- **Directions**
Return the listing word for word, as given.

..............................

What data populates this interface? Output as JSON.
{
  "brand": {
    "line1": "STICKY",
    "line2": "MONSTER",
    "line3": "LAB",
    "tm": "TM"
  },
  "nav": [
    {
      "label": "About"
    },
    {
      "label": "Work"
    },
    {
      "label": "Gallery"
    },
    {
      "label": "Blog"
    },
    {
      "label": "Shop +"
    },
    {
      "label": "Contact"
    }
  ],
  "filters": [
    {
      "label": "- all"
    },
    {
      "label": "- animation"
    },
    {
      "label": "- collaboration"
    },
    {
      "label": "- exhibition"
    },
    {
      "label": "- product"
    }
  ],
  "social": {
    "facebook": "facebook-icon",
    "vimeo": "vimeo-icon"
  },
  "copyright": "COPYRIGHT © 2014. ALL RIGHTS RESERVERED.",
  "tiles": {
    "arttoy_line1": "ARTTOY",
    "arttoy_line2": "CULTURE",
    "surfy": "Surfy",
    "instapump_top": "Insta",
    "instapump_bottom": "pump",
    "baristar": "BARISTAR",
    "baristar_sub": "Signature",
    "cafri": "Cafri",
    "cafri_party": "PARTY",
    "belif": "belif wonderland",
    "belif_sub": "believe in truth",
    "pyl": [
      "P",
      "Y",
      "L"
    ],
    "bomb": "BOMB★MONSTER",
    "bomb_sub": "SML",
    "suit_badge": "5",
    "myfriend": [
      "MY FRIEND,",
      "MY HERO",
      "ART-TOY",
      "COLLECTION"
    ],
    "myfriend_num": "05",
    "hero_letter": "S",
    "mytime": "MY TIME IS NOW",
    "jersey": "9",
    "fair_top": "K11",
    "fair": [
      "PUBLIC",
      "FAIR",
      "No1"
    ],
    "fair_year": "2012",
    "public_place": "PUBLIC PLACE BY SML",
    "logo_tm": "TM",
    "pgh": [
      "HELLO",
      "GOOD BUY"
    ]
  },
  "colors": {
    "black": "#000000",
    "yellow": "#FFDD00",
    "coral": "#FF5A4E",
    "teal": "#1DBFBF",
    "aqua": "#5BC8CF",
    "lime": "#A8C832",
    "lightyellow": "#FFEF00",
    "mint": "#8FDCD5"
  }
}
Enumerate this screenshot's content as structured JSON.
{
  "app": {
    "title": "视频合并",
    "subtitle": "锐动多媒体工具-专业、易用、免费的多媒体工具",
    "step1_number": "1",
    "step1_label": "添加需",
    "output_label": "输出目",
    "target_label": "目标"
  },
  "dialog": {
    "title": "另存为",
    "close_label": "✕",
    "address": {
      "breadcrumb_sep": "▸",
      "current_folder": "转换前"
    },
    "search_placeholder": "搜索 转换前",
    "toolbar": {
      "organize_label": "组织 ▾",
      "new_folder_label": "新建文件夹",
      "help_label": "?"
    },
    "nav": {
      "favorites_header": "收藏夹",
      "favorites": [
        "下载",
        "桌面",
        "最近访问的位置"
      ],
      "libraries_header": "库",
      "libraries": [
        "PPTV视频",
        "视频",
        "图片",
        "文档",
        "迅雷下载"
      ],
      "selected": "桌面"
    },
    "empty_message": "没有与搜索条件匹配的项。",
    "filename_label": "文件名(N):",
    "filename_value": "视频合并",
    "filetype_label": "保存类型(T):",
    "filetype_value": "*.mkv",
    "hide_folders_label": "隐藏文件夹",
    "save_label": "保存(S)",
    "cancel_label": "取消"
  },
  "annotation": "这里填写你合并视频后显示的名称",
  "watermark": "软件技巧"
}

..............................

- **Answer to the task**
What data populates this interface? Output as JSON.
{
  "brand": {
    "line1": "STICKY",
    "line2": "MONSTER",
    "line3": "LAB",
    "tm": "TM"
  },
  "nav": [
    {
      "label": "About"
    },
    {
      "label": "Work"
    },
    {
      "label": "Gallery"
    },
    {
      "label": "Blog"
    },
    {
      "label": "Shop +"
    },
    {
      "label": "Contact"
    }
  ],
  "filters": [
    {
      "label": "- all"
    },
    {
      "label": "- animation"
    },
    {
      "label": "- collaboration"
    },
    {
      "label": "- exhibition"
    },
    {
      "label": "- product"
    }
  ],
  "social": {
    "facebook": "facebook-icon",
    "vimeo": "vimeo-icon"
  },
  "copyright": "COPYRIGHT © 2014. ALL RIGHTS RESERVERED.",
  "tiles": {
    "arttoy_line1": "ARTTOY",
    "arttoy_line2": "CULTURE",
    "surfy": "Surfy",
    "instapump_top": "Insta",
    "instapump_bottom": "pump",
    "baristar": "BARISTAR",
    "baristar_sub": "Signature",
    "cafri": "Cafri",
    "cafri_party": "PARTY",
    "belif": "belif wonderland",
    "belif_sub": "believe in truth",
    "pyl": [
      "P",
      "Y",
      "L"
    ],
    "bomb": "BOMB★MONSTER",
    "bomb_sub": "SML",
    "suit_badge": "5",
    "myfriend": [
      "MY FRIEND,",
      "MY HERO",
      "ART-TOY",
      "COLLECTION"
    ],
    "myfriend_num": "05",
    "hero_letter": "S",
    "mytime": "MY TIME IS NOW",
    "jersey": "9",
    "fair_top": "K11",
    "fair": [
      "PUBLIC",
      "FAIR",
      "No1"
    ],
    "fair_year": "2012",
    "public_place": "PUBLIC PLACE BY SML",
    "logo_tm": "TM",
    "pgh": [
      "HELLO",
      "GOOD BUY"
    ]
  },
  "colors": {
    "black": "#000000",
    "yellow": "#FFDD00",
    "coral": "#FF5A4E",
    "teal": "#1DBFBF",
    "aqua": "#5BC8CF",
    "lime": "#A8C832",
    "lightyellow": "#FFEF00",
    "mint": "#8FDCD5"
  }
}
Enumerate this screenshot's content as structured JSON.
{
  "app": {
    "title": "视频合并",
    "subtitle": "锐动多媒体工具-专业、易用、免费的多媒体工具",
    "step1_number": "1",
    "step1_label": "添加需",
    "output_label": "输出目",
    "target_label": "目标"
  },
  "dialog": {
    "title": "另存为",
    "close_label": "✕",
    "address": {
      "breadcrumb_sep": "▸",
      "current_folder": "转换前"
    },
    "search_placeholder": "搜索 转换前",
    "toolbar": {
      "organize_label": "组织 ▾",
      "new_folder_label": "新建文件夹",
      "help_label": "?"
    },
    "nav": {
      "favorites_header": "收藏夹",
      "favorites": [
        "下载",
        "桌面",
        "最近访问的位置"
      ],
      "libraries_header": "库",
      "libraries": [
        "PPTV视频",
        "视频",
        "图片",
        "文档",
        "迅雷下载"
      ],
      "selected": "桌面"
    },
    "empty_message": "没有与搜索条件匹配的项。",
    "filename_label": "文件名(N):",
    "filename_value": "视频合并",
    "filetype_label": "保存类型(T):",
    "filetype_value": "*.mkv",
    "hide_folders_label": "隐藏文件夹",
    "save_label": "保存(S)",
    "cancel_label": "取消"
  },
  "annotation": "这里填写你合并视频后显示的名称",
  "watermark": "软件技巧"
}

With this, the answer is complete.